[Records from a collection]
++++

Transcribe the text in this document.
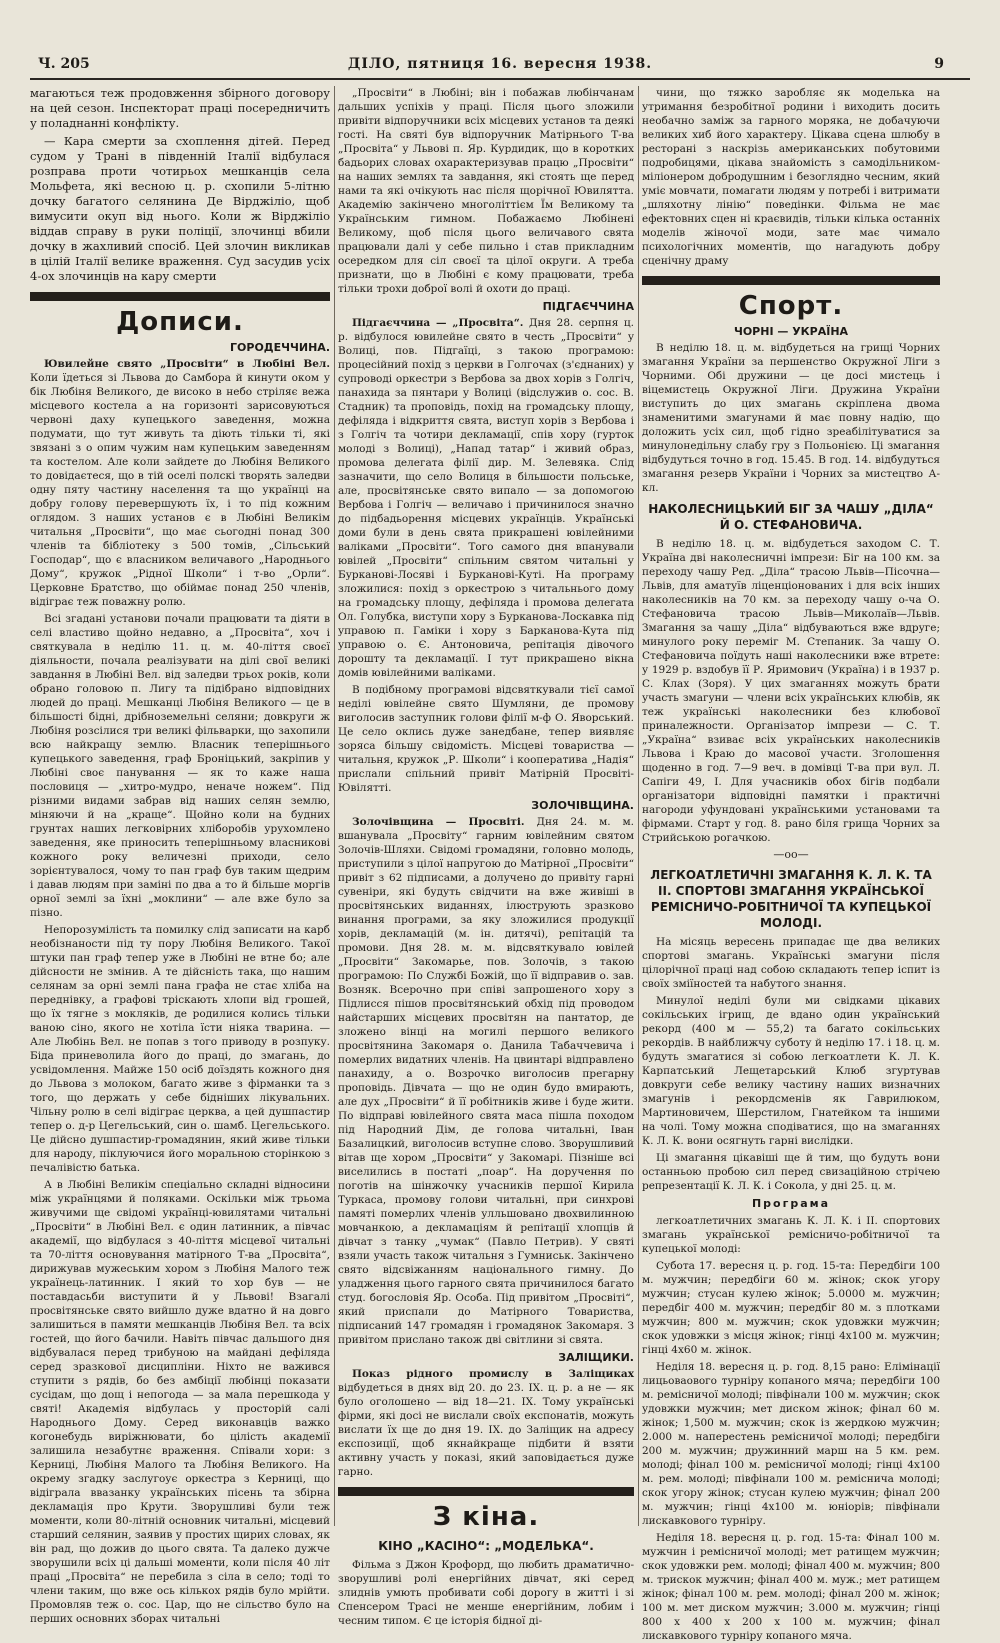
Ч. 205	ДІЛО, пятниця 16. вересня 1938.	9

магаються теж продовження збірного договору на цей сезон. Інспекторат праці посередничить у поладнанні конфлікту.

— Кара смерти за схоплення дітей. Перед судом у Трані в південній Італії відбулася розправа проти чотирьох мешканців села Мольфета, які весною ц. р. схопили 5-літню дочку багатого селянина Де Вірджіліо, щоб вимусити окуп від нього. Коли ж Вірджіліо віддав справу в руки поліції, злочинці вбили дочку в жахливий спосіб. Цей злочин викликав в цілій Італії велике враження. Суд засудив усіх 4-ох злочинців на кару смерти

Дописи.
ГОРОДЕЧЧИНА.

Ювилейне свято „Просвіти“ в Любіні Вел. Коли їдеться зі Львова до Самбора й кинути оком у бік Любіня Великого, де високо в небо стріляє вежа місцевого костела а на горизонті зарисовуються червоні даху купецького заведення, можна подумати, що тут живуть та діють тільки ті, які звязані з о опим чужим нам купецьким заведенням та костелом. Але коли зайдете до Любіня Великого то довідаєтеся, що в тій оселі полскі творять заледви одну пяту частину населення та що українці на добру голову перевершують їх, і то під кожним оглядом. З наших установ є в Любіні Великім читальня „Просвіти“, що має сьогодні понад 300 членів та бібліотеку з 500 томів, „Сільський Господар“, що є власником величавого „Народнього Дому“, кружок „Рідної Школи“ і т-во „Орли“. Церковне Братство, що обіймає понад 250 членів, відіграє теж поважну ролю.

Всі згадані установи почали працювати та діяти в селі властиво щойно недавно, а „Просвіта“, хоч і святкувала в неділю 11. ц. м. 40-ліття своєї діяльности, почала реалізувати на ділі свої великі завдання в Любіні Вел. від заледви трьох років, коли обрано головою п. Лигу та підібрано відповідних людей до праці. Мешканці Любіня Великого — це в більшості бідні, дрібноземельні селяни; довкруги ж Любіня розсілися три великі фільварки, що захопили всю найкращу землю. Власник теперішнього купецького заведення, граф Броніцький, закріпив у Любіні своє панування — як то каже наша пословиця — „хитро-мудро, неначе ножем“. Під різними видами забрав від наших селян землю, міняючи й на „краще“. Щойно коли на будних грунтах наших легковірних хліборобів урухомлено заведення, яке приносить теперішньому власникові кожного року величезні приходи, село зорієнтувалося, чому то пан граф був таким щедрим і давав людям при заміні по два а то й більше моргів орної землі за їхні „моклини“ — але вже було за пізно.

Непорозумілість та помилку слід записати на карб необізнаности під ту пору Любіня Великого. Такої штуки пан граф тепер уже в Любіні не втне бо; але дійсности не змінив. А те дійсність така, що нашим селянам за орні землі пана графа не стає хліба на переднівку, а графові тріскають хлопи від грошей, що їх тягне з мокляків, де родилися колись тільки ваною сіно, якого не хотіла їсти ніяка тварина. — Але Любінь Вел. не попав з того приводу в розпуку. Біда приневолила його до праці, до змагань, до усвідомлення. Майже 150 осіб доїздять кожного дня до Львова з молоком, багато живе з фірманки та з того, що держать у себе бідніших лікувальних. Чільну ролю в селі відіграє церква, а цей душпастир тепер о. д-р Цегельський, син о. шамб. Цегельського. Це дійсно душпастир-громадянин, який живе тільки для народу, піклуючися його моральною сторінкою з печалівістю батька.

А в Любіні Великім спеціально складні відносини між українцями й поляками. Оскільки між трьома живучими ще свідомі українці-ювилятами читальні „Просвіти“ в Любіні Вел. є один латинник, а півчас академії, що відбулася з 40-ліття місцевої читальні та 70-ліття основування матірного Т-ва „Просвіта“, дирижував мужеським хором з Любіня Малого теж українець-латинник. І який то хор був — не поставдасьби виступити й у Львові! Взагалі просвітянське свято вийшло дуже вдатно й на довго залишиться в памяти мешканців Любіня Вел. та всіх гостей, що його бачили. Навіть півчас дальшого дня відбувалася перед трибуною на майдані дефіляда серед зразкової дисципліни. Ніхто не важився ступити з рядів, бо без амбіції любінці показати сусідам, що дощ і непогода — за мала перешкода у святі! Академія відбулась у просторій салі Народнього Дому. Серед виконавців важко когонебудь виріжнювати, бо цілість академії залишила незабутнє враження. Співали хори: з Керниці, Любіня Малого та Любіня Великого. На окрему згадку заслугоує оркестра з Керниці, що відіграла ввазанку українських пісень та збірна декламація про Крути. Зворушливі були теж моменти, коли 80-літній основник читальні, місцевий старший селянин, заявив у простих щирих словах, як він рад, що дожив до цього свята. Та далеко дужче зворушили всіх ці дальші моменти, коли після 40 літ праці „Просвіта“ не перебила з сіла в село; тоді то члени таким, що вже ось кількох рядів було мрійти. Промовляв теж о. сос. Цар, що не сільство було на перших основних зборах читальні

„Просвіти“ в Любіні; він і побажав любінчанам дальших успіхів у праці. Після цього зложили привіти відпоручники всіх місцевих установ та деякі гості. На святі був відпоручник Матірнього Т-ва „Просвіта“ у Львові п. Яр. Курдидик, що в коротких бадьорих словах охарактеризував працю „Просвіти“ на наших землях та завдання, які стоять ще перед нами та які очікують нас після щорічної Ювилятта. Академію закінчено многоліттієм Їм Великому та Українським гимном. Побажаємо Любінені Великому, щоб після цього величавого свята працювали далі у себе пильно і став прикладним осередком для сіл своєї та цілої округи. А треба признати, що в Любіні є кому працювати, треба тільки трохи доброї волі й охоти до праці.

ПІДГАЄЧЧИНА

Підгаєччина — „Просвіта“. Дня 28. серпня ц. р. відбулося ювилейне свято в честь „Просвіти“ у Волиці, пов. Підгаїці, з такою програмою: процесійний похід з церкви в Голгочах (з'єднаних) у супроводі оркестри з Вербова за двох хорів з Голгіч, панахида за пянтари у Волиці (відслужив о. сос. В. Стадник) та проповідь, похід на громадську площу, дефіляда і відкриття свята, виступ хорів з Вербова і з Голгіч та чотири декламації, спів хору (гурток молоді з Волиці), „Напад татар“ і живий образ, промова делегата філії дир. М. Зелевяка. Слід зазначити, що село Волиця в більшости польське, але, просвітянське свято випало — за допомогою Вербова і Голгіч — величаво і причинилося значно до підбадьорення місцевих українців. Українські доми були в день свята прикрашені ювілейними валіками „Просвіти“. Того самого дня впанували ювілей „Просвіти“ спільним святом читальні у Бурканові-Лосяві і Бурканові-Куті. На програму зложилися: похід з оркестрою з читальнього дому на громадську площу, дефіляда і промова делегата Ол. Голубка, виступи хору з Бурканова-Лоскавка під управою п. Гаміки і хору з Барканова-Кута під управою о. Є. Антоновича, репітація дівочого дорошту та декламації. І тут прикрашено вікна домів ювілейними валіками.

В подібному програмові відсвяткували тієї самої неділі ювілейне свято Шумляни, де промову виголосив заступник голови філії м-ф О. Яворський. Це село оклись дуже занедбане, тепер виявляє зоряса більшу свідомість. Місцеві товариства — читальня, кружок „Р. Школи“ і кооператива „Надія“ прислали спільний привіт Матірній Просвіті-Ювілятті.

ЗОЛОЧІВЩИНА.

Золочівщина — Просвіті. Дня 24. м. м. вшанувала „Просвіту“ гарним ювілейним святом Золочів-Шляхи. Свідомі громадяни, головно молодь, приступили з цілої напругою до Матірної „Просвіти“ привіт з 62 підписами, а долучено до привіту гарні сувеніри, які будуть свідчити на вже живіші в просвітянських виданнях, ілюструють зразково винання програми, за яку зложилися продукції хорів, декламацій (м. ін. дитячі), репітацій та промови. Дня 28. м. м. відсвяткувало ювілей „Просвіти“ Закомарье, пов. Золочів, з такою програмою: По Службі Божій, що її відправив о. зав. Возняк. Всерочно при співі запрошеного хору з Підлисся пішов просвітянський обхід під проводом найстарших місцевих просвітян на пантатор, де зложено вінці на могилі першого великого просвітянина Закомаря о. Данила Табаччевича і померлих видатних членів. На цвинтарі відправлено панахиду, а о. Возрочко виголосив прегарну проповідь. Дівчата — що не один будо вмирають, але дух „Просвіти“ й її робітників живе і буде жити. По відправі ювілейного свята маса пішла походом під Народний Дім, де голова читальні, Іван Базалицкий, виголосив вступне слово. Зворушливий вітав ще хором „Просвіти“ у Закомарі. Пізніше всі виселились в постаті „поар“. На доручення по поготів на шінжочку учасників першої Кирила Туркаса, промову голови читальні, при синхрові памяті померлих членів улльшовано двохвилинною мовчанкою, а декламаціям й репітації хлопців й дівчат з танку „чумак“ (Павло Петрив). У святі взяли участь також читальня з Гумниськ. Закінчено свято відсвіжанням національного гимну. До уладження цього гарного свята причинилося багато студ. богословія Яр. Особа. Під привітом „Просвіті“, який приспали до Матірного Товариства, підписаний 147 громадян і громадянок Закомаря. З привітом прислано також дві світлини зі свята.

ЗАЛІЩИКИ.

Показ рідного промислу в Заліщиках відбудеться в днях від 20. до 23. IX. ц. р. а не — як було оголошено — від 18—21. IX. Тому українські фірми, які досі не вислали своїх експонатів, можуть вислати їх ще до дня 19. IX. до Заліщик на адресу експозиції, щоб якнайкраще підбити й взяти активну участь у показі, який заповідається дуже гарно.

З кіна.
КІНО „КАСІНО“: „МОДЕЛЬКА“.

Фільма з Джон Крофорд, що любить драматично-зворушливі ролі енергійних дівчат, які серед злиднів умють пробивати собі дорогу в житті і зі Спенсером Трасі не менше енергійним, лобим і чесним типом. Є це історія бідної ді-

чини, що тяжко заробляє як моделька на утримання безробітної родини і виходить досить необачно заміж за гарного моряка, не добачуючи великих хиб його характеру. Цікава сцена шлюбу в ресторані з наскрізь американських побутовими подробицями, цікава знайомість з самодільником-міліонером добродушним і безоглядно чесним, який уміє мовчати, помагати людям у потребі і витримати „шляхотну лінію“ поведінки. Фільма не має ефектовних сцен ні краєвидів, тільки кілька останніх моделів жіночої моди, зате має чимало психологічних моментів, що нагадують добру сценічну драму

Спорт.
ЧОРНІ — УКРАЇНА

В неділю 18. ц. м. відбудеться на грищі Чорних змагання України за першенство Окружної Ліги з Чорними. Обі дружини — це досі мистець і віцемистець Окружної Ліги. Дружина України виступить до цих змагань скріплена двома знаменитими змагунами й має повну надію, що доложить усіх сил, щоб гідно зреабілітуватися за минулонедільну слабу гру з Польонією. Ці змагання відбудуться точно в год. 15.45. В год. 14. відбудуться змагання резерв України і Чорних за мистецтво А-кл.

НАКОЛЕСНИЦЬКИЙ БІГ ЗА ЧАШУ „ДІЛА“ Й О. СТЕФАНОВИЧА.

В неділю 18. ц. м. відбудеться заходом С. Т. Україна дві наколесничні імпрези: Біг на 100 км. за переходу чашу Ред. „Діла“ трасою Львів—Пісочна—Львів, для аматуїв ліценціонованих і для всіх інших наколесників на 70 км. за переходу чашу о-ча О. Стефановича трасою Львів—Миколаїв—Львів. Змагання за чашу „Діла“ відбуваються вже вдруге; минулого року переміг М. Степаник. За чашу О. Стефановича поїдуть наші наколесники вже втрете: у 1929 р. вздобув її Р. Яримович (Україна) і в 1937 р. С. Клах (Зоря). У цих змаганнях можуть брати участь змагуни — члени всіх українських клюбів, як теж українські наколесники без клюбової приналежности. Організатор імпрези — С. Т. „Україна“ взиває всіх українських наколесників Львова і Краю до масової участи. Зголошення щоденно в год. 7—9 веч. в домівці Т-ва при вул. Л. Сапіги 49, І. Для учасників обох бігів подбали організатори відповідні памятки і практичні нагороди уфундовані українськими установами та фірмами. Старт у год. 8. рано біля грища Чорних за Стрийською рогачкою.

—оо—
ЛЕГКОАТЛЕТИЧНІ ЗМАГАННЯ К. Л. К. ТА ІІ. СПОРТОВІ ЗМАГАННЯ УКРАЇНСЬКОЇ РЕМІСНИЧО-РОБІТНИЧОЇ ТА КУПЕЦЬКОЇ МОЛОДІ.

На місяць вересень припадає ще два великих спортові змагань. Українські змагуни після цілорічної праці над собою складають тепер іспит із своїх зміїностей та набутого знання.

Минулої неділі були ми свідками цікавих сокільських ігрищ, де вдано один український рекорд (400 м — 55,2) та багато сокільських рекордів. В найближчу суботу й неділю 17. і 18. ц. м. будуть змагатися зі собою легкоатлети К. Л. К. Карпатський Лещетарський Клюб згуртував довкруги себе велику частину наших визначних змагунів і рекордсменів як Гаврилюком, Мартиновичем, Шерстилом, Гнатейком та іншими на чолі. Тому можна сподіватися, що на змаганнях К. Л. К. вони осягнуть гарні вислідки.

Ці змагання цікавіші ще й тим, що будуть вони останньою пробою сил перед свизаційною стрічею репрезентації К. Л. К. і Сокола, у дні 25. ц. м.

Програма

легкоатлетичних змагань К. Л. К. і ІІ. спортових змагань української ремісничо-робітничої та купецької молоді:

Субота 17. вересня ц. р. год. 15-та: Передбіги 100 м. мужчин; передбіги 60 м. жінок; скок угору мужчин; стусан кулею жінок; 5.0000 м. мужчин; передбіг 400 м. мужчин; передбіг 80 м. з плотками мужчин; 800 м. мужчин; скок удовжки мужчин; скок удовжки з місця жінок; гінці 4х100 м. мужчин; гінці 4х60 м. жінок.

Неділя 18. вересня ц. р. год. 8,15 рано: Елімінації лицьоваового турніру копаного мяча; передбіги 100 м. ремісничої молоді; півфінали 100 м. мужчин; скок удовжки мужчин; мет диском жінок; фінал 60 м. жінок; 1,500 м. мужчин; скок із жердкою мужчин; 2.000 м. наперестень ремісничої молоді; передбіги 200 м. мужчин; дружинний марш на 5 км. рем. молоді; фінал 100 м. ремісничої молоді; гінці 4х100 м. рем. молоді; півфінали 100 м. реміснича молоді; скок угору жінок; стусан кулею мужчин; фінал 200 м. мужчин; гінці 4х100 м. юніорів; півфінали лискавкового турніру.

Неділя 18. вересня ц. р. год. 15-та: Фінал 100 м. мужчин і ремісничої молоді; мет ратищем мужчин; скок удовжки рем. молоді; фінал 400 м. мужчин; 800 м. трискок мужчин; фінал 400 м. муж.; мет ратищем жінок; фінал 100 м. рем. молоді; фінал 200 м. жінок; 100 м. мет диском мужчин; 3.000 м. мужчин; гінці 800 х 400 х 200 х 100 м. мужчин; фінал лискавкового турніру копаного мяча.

++++

■ **WHAT YOU HAVE TO DO**
Copy out all lines from the material above that contain the string "вони".

■ **OUTPUT**
Минулої неділі були ми свідками цікавих сокільських ігрищ, де вдано один український рекорд (400 м — 55,2) та багато сокільських рекордів. В найближчу суботу й неділю 17. і 18. ц. м. будуть змагатися зі собою легкоатлети К. Л. К. Карпатський Лещетарський Клюб згуртував довкруги себе велику частину наших визначних змагунів і рекордсменів як Гаврилюком, Мартиновичем, Шерстилом, Гнатейком та іншими на чолі. Тому можна сподіватися, що на змаганнях К. Л. К. вони осягнуть гарні вислідки.
Ці змагання цікавіші ще й тим, що будуть вони останньою пробою сил перед свизаційною стрічею репрезентації К. Л. К. і Сокола, у дні 25. ц. м.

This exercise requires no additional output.